## Exercise directions
Images must not appear in your copy; reproduce every other part of the records exactly.

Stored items
+-------+

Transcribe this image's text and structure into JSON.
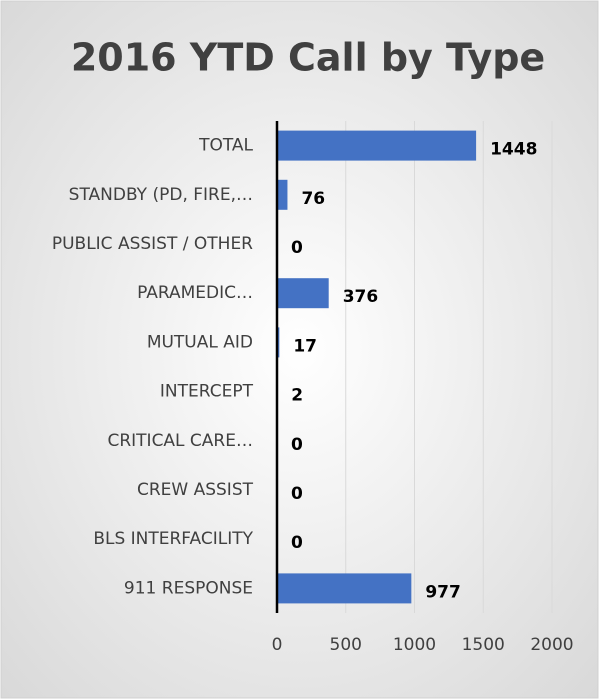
{
  "chart_data": {
    "type": "hbar",
    "title": "2016 YTD Call by Type",
    "categories": [
      "TOTAL",
      "STANDBY (PD, FIRE,…",
      "PUBLIC ASSIST / OTHER",
      "PARAMEDIC…",
      "MUTUAL AID",
      "INTERCEPT",
      "CRITICAL CARE…",
      "CREW ASSIST",
      "BLS INTERFACILITY",
      "911 RESPONSE"
    ],
    "values": [
      1448,
      76,
      0,
      376,
      17,
      2,
      0,
      0,
      0,
      977
    ],
    "color": "#4472c4",
    "xlim": [
      0,
      2000
    ],
    "xticks": [
      0,
      500,
      1000,
      1500,
      2000
    ],
    "grid": true
  }
}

+-------+

## Finished answer
Transcribe this image's text and structure into JSON.
{
  "chart_data": {
    "type": "hbar",
    "title": "2016 YTD Call by Type",
    "categories": [
      "TOTAL",
      "STANDBY (PD, FIRE,…",
      "PUBLIC ASSIST / OTHER",
      "PARAMEDIC…",
      "MUTUAL AID",
      "INTERCEPT",
      "CRITICAL CARE…",
      "CREW ASSIST",
      "BLS INTERFACILITY",
      "911 RESPONSE"
    ],
    "values": [
      1448,
      76,
      0,
      376,
      17,
      2,
      0,
      0,
      0,
      977
    ],
    "color": "#4472c4",
    "xlim": [
      0,
      2000
    ],
    "xticks": [
      0,
      500,
      1000,
      1500,
      2000
    ],
    "grid": true
  }
}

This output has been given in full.